(Dataset excerpts)
━━━━━━━━━━━━━━━━━━━━━━━━━━━━━━
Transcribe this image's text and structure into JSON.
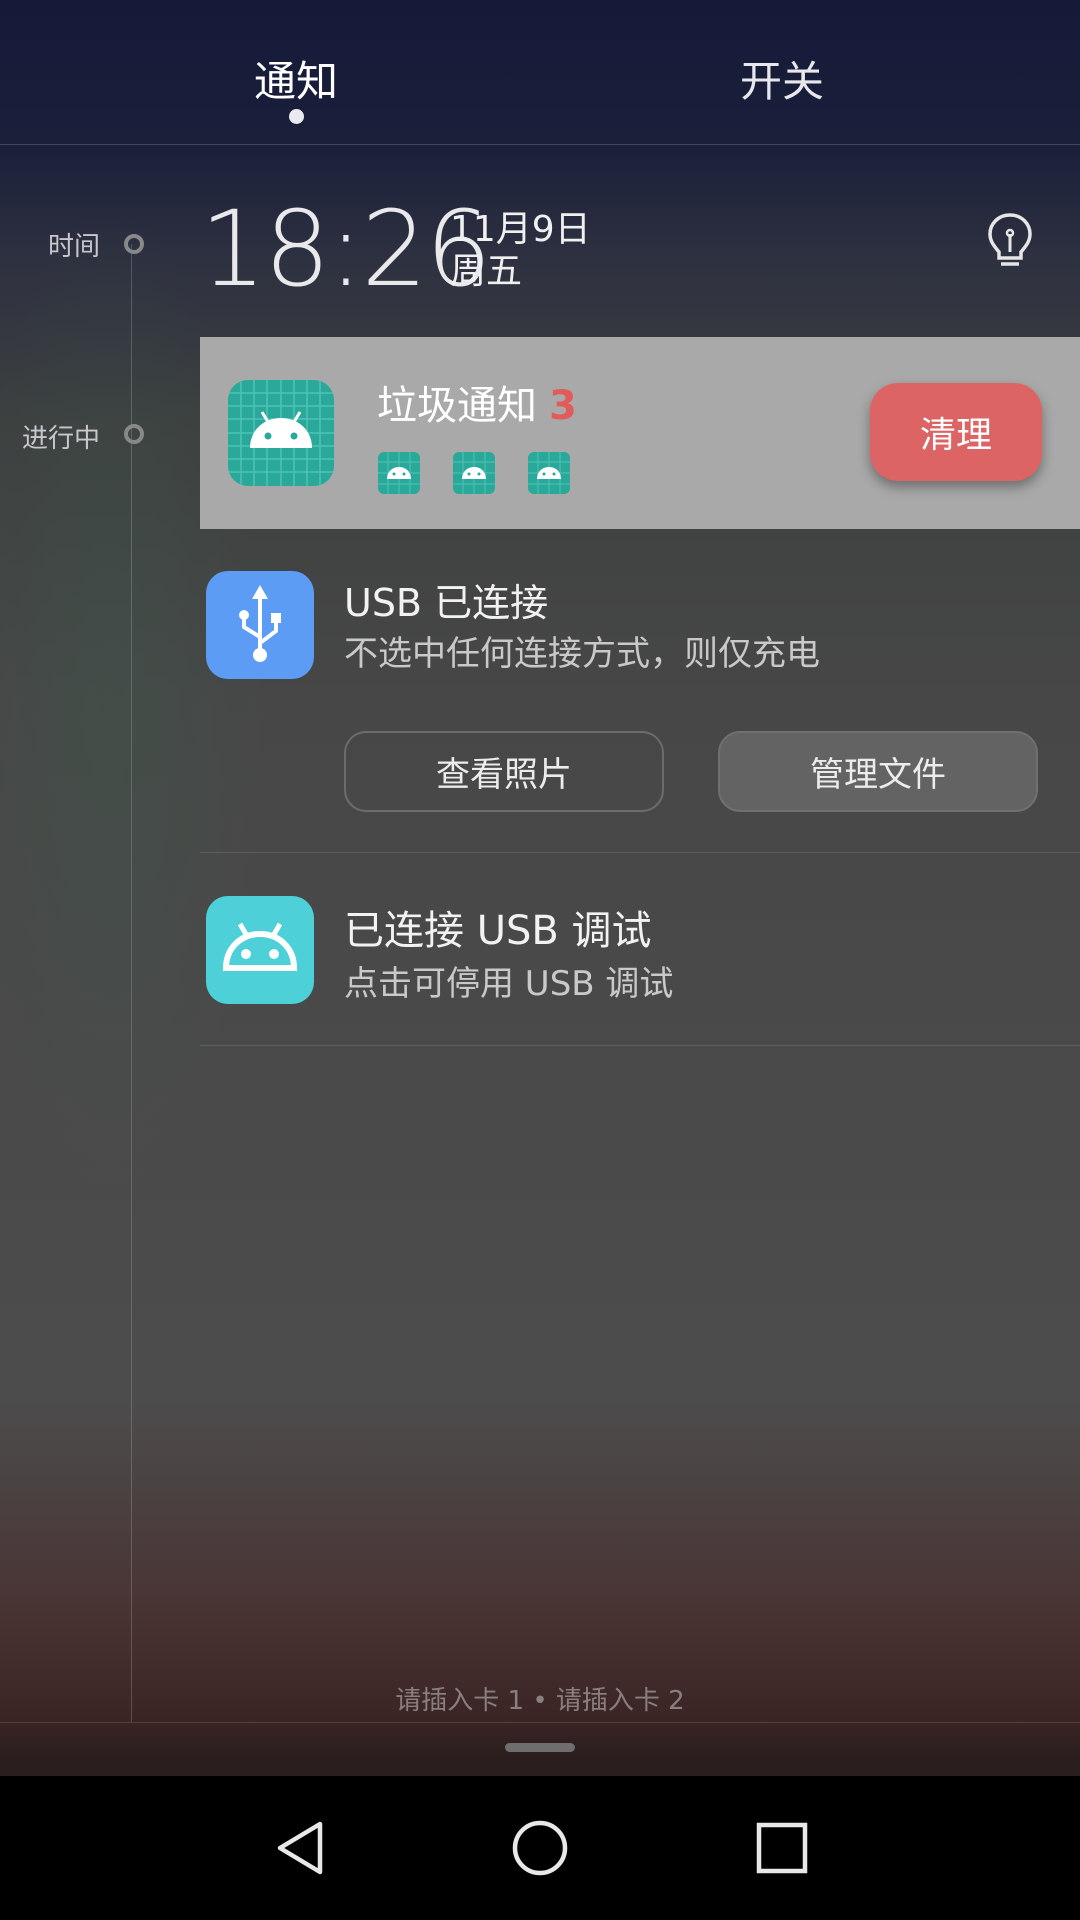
{
  "tabs": {
    "notify": "通知",
    "switches": "开关"
  },
  "timeline": {
    "time_label": "时间",
    "ongoing_label": "进行中"
  },
  "clock": {
    "time": "18:26",
    "date": "11月9日",
    "weekday": "周五"
  },
  "junk_notification": {
    "title": "垃圾通知",
    "count": "3",
    "clean_label": "清理"
  },
  "usb_notification": {
    "title": "USB 已连接",
    "subtitle": "不选中任何连接方式，则仅充电",
    "view_photos_label": "查看照片",
    "manage_files_label": "管理文件"
  },
  "usb_debug_notification": {
    "title": "已连接 USB 调试",
    "subtitle": "点击可停用 USB 调试"
  },
  "status": {
    "sim": "请插入卡 1 • 请插入卡 2"
  },
  "colors": {
    "accent_red": "#dd6464",
    "usb_blue": "#5c9cf4",
    "debug_teal": "#4dd0d8",
    "junk_icon_teal": "#2aa89a"
  },
  "icons": {
    "bulb": "lightbulb-icon",
    "usb": "usb-icon",
    "android": "android-icon",
    "back": "back-triangle-icon",
    "home": "home-circle-icon",
    "recent": "recent-square-icon"
  }
}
━━━━━━━━━━━━━━━━━━━━━━━━━━━━━━
## Job
From the entries above, select each line containing the string "subtitle".

## Task result
    "subtitle": "不选中任何连接方式，则仅充电",
    "subtitle": "点击可停用 USB 调试"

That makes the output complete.